* ENTRIES SUPPLIED:
- - -

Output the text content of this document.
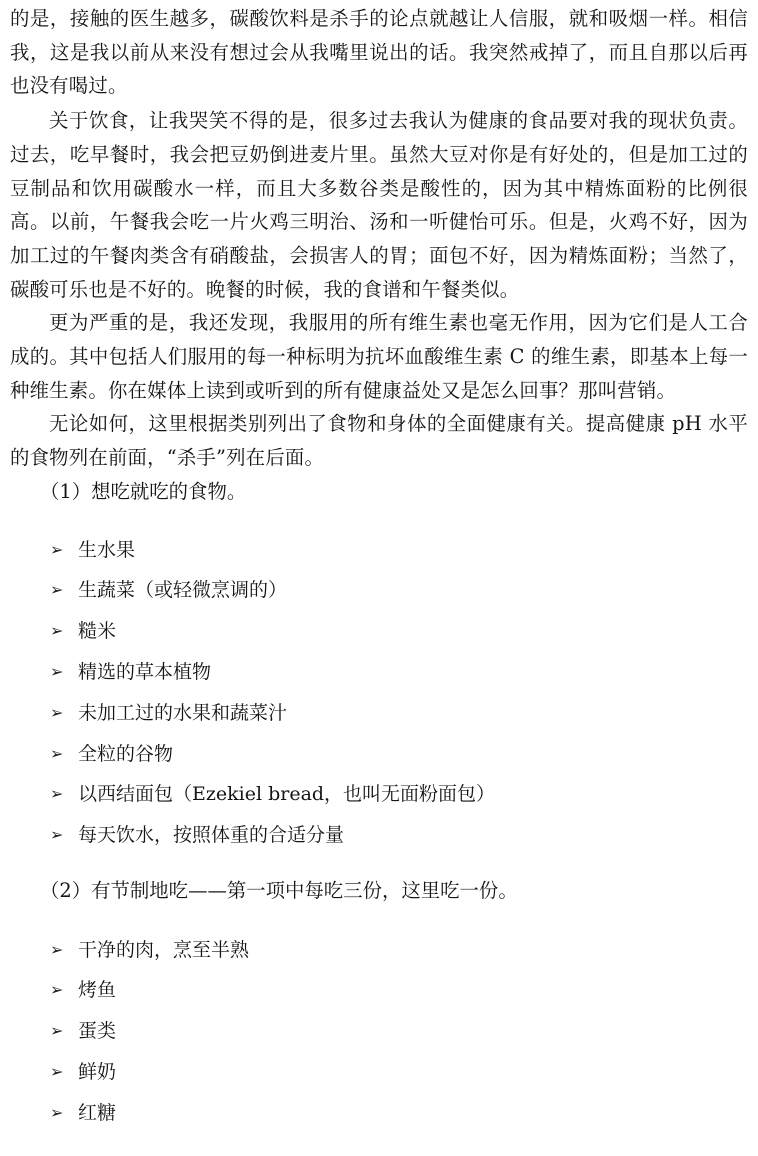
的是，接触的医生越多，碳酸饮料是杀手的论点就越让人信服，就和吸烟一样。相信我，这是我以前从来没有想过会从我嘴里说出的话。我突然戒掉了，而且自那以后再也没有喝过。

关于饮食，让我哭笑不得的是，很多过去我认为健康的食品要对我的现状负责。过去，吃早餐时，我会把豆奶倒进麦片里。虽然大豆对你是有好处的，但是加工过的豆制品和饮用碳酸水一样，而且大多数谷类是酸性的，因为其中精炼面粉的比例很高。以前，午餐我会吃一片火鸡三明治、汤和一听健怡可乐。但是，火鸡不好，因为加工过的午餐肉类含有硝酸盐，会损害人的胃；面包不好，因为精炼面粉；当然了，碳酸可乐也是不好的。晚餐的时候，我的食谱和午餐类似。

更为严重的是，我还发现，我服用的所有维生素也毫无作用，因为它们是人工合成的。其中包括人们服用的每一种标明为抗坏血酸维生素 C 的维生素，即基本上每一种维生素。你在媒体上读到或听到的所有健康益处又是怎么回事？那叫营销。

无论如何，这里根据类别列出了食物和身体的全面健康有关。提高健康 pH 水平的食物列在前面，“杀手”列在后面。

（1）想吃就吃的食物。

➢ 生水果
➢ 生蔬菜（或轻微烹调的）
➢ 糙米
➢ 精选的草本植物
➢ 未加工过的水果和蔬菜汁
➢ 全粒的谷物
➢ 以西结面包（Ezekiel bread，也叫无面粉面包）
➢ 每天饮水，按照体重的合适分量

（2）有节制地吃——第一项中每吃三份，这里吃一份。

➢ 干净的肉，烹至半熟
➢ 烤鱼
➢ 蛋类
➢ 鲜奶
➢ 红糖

- - -

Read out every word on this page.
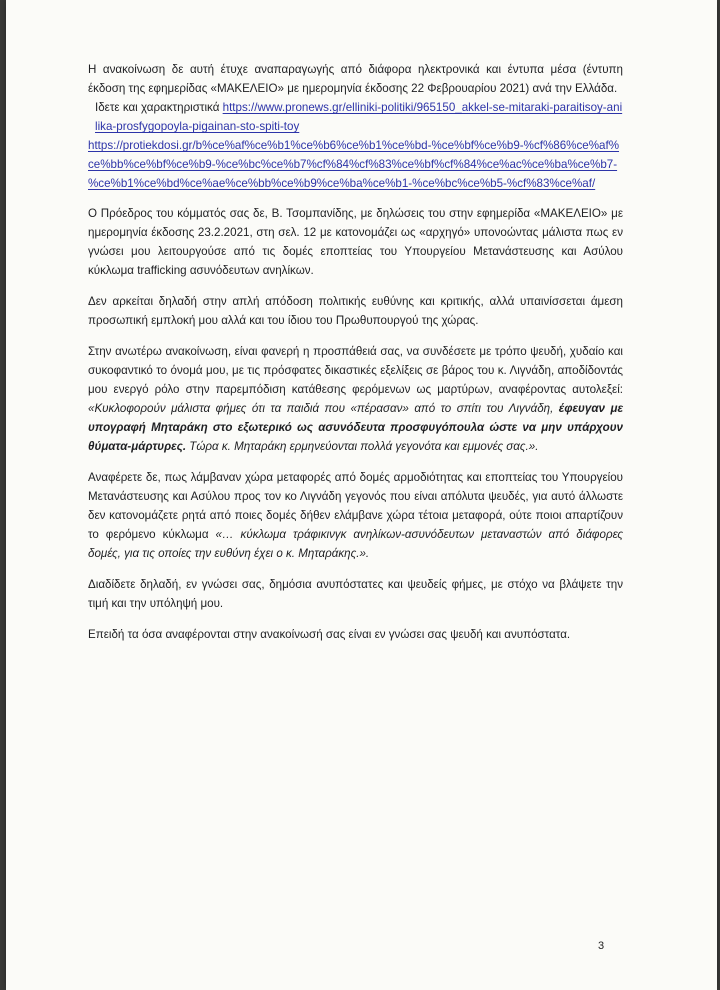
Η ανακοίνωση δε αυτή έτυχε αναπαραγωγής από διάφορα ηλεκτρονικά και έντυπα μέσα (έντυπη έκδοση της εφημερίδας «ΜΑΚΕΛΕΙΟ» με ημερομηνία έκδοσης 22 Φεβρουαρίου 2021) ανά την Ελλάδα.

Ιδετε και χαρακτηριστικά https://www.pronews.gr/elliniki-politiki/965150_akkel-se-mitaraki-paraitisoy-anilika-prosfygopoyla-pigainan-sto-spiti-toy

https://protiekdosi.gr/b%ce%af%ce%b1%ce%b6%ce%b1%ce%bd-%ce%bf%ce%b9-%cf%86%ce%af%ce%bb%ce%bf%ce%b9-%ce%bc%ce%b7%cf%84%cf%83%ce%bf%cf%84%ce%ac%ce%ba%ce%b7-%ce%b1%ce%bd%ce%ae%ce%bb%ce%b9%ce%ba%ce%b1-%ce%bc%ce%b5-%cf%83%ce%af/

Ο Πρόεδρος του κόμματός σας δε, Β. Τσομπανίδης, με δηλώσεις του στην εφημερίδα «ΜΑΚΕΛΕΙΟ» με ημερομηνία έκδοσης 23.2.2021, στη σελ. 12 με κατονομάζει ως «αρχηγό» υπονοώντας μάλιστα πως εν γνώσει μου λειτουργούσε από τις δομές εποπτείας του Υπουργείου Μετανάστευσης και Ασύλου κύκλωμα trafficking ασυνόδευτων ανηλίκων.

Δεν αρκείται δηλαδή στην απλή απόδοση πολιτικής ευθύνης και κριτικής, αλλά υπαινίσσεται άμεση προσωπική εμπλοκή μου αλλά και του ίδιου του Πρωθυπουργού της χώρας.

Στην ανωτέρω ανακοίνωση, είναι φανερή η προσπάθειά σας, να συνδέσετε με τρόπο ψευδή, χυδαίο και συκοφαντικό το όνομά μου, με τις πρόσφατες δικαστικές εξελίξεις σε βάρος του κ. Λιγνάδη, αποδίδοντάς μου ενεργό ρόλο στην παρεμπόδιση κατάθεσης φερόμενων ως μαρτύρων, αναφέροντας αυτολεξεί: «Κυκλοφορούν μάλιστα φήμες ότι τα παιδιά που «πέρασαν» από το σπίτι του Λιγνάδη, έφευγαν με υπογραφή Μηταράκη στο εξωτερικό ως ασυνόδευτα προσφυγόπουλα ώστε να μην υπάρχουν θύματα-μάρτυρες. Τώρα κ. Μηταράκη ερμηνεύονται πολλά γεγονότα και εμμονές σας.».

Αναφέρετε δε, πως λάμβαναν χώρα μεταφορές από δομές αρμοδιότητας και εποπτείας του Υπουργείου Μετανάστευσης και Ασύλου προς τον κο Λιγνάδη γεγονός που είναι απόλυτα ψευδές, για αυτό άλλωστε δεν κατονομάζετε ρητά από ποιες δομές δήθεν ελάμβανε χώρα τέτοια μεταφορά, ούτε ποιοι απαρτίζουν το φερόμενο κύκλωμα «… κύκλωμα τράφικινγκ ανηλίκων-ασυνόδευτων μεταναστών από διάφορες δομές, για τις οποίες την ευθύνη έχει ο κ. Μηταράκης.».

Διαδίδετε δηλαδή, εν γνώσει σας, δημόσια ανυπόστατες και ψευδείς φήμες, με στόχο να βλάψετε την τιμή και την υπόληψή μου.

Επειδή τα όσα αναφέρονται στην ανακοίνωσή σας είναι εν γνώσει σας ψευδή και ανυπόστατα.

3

- - -

* THE TASK: Of the lines above, copy each that contains "ημερομηνία".

* THE ANSWER:
Η ανακοίνωση δε αυτή έτυχε αναπαραγωγής από διάφορα ηλεκτρονικά και έντυπα μέσα (έντυπη έκδοση της εφημερίδας «ΜΑΚΕΛΕΙΟ» με ημερομηνία έκδοσης 22 Φεβρουαρίου 2021) ανά την Ελλάδα.
Ο Πρόεδρος του κόμματός σας δε, Β. Τσομπανίδης, με δηλώσεις του στην εφημερίδα «ΜΑΚΕΛΕΙΟ» με ημερομηνία έκδοσης 23.2.2021, στη σελ. 12 με κατονομάζει ως «αρχηγό» υπονοώντας μάλιστα πως εν γνώσει μου λειτουργούσε από τις δομές εποπτείας του Υπουργείου Μετανάστευσης και Ασύλου κύκλωμα trafficking ασυνόδευτων ανηλίκων.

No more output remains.